## Start

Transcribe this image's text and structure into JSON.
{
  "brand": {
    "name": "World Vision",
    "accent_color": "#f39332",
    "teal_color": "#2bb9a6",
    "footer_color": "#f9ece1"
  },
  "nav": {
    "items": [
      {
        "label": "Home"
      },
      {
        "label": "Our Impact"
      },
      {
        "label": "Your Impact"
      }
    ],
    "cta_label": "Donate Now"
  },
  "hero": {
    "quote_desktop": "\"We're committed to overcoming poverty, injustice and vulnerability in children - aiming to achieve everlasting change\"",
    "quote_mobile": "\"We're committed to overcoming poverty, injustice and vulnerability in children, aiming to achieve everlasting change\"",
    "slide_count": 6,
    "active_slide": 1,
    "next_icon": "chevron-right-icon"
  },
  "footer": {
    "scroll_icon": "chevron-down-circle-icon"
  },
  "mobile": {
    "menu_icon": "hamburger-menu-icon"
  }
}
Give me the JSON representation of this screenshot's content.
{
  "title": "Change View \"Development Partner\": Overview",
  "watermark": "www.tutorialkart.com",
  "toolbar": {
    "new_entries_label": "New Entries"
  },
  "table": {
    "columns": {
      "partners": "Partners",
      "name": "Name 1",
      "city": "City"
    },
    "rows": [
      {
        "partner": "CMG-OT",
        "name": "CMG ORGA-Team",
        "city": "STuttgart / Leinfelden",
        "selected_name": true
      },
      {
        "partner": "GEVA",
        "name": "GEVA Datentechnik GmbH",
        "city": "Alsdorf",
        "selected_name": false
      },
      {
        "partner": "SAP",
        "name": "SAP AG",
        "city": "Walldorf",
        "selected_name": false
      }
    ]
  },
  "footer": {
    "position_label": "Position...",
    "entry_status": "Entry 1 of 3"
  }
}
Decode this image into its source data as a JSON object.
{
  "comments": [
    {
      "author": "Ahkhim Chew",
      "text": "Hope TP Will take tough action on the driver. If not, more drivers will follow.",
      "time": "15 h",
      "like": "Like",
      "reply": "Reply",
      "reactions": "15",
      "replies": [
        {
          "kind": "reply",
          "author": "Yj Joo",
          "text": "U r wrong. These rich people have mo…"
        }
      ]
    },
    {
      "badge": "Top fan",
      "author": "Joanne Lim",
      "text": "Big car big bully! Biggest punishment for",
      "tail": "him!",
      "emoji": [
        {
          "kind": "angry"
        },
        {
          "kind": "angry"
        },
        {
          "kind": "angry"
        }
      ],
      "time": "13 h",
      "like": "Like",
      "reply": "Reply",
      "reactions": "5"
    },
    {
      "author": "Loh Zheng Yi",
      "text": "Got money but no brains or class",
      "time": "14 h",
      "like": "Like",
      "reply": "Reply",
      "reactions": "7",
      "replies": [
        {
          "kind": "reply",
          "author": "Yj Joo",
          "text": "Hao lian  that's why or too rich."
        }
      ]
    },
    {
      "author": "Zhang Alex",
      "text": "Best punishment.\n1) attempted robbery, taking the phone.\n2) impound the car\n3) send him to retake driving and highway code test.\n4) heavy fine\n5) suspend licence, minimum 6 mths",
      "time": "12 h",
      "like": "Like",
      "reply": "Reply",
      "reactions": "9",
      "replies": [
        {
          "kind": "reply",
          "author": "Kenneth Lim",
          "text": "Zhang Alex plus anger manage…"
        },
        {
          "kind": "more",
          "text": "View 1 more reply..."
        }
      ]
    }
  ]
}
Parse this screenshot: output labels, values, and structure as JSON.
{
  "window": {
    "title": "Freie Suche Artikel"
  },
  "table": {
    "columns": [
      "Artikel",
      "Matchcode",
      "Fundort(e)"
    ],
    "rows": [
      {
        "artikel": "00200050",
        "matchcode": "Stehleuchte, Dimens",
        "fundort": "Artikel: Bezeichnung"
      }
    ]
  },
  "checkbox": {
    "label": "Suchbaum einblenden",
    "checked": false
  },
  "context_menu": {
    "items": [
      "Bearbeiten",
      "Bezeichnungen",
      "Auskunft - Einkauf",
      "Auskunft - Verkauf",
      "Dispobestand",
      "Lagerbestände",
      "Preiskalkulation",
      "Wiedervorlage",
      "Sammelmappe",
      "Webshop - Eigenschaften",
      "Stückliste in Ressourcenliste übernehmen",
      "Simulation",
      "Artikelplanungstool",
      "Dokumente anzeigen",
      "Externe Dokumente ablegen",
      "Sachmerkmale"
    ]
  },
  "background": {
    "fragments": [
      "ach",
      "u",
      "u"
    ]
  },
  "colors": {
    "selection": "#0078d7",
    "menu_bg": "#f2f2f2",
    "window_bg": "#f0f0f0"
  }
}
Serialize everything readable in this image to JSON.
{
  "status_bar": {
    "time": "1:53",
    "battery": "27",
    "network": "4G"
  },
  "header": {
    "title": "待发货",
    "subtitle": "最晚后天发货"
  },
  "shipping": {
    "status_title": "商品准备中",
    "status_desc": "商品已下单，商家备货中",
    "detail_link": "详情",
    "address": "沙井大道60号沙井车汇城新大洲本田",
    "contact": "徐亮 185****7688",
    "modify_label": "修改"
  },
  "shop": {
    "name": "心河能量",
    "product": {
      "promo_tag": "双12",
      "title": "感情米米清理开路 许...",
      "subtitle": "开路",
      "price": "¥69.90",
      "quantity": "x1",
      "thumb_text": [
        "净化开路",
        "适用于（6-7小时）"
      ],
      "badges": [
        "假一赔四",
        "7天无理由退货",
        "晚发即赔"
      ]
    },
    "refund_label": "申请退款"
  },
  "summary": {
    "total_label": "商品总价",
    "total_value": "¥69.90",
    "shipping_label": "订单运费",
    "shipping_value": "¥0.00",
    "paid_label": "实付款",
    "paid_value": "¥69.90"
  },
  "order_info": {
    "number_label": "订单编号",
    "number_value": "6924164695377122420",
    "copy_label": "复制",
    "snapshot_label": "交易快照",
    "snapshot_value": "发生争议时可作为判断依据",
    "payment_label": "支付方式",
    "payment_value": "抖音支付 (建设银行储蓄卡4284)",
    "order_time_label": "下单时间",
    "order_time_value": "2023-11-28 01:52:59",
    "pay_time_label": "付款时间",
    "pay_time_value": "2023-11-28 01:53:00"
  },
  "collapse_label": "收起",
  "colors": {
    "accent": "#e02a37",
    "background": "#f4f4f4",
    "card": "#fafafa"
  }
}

## End

» **The request**
Copy every line above in which the string "into" shows up.

» **Finished task**
Transcribe this image's text and structure into JSON.
Decode this image into its source data as a JSON object.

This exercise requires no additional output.